**Records for this exercise**
□ □ □ □ □

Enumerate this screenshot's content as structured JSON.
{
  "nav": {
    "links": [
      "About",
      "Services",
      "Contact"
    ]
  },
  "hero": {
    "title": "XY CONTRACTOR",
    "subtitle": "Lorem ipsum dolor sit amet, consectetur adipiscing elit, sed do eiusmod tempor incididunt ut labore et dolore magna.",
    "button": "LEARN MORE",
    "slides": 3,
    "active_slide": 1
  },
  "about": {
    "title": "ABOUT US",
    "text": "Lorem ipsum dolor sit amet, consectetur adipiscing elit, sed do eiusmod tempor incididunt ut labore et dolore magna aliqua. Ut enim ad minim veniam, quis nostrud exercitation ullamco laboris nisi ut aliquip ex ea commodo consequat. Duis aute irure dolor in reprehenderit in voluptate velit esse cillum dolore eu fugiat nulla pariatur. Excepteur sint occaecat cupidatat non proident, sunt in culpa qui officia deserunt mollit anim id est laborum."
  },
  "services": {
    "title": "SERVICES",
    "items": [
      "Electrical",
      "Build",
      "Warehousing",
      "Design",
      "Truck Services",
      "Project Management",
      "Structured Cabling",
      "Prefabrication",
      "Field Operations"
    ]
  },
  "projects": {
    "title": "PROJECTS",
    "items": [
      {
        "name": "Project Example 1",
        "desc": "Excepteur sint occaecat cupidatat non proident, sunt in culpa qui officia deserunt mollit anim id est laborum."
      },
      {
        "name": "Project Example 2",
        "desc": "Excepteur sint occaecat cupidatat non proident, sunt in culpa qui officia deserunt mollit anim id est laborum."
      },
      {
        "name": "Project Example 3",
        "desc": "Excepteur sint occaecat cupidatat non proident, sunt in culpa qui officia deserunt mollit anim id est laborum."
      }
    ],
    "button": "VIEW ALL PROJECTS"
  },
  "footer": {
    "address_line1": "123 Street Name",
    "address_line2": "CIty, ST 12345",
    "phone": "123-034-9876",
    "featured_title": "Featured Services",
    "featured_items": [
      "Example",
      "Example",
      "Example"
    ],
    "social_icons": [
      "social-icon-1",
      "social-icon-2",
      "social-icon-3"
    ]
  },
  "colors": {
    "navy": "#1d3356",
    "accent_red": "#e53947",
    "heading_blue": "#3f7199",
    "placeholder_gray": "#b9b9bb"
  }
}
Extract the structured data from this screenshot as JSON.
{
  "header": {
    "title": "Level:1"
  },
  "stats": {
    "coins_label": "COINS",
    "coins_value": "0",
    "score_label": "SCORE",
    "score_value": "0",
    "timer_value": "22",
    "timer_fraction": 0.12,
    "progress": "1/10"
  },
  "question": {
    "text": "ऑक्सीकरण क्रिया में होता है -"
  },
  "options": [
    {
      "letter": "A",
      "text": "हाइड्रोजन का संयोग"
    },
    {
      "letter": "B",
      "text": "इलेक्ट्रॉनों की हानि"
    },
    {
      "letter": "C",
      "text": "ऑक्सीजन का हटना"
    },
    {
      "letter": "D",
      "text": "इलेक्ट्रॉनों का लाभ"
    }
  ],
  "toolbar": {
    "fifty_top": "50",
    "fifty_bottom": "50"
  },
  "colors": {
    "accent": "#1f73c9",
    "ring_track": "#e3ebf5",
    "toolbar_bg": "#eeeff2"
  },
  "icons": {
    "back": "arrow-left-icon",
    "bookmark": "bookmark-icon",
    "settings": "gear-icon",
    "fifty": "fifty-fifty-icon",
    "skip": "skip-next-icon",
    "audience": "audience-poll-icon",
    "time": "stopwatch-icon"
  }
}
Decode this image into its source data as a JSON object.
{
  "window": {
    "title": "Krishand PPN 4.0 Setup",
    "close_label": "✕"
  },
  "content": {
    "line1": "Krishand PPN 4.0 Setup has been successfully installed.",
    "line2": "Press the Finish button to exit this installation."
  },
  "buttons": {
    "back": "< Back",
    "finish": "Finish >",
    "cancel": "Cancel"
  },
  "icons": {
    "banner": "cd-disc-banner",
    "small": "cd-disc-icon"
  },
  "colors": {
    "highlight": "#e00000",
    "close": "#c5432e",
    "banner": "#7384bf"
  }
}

□ □ □ □ □

Reproduce the material in full, with no word added or dropped.

Enumerate this screenshot's content as structured JSON.
{
  "nav": {
    "links": [
      "About",
      "Services",
      "Contact"
    ]
  },
  "hero": {
    "title": "XY CONTRACTOR",
    "subtitle": "Lorem ipsum dolor sit amet, consectetur adipiscing elit, sed do eiusmod tempor incididunt ut labore et dolore magna.",
    "button": "LEARN MORE",
    "slides": 3,
    "active_slide": 1
  },
  "about": {
    "title": "ABOUT US",
    "text": "Lorem ipsum dolor sit amet, consectetur adipiscing elit, sed do eiusmod tempor incididunt ut labore et dolore magna aliqua. Ut enim ad minim veniam, quis nostrud exercitation ullamco laboris nisi ut aliquip ex ea commodo consequat. Duis aute irure dolor in reprehenderit in voluptate velit esse cillum dolore eu fugiat nulla pariatur. Excepteur sint occaecat cupidatat non proident, sunt in culpa qui officia deserunt mollit anim id est laborum."
  },
  "services": {
    "title": "SERVICES",
    "items": [
      "Electrical",
      "Build",
      "Warehousing",
      "Design",
      "Truck Services",
      "Project Management",
      "Structured Cabling",
      "Prefabrication",
      "Field Operations"
    ]
  },
  "projects": {
    "title": "PROJECTS",
    "items": [
      {
        "name": "Project Example 1",
        "desc": "Excepteur sint occaecat cupidatat non proident, sunt in culpa qui officia deserunt mollit anim id est laborum."
      },
      {
        "name": "Project Example 2",
        "desc": "Excepteur sint occaecat cupidatat non proident, sunt in culpa qui officia deserunt mollit anim id est laborum."
      },
      {
        "name": "Project Example 3",
        "desc": "Excepteur sint occaecat cupidatat non proident, sunt in culpa qui officia deserunt mollit anim id est laborum."
      }
    ],
    "button": "VIEW ALL PROJECTS"
  },
  "footer": {
    "address_line1": "123 Street Name",
    "address_line2": "CIty, ST 12345",
    "phone": "123-034-9876",
    "featured_title": "Featured Services",
    "featured_items": [
      "Example",
      "Example",
      "Example"
    ],
    "social_icons": [
      "social-icon-1",
      "social-icon-2",
      "social-icon-3"
    ]
  },
  "colors": {
    "navy": "#1d3356",
    "accent_red": "#e53947",
    "heading_blue": "#3f7199",
    "placeholder_gray": "#b9b9bb"
  }
}
Extract the structured data from this screenshot as JSON.
{
  "header": {
    "title": "Level:1"
  },
  "stats": {
    "coins_label": "COINS",
    "coins_value": "0",
    "score_label": "SCORE",
    "score_value": "0",
    "timer_value": "22",
    "timer_fraction": 0.12,
    "progress": "1/10"
  },
  "question": {
    "text": "ऑक्सीकरण क्रिया में होता है -"
  },
  "options": [
    {
      "letter": "A",
      "text": "हाइड्रोजन का संयोग"
    },
    {
      "letter": "B",
      "text": "इलेक्ट्रॉनों की हानि"
    },
    {
      "letter": "C",
      "text": "ऑक्सीजन का हटना"
    },
    {
      "letter": "D",
      "text": "इलेक्ट्रॉनों का लाभ"
    }
  ],
  "toolbar": {
    "fifty_top": "50",
    "fifty_bottom": "50"
  },
  "colors": {
    "accent": "#1f73c9",
    "ring_track": "#e3ebf5",
    "toolbar_bg": "#eeeff2"
  },
  "icons": {
    "back": "arrow-left-icon",
    "bookmark": "bookmark-icon",
    "settings": "gear-icon",
    "fifty": "fifty-fifty-icon",
    "skip": "skip-next-icon",
    "audience": "audience-poll-icon",
    "time": "stopwatch-icon"
  }
}
Decode this image into its source data as a JSON object.
{
  "window": {
    "title": "Krishand PPN 4.0 Setup",
    "close_label": "✕"
  },
  "content": {
    "line1": "Krishand PPN 4.0 Setup has been successfully installed.",
    "line2": "Press the Finish button to exit this installation."
  },
  "buttons": {
    "back": "< Back",
    "finish": "Finish >",
    "cancel": "Cancel"
  },
  "icons": {
    "banner": "cd-disc-banner",
    "small": "cd-disc-icon"
  },
  "colors": {
    "highlight": "#e00000",
    "close": "#c5432e",
    "banner": "#7384bf"
  }
}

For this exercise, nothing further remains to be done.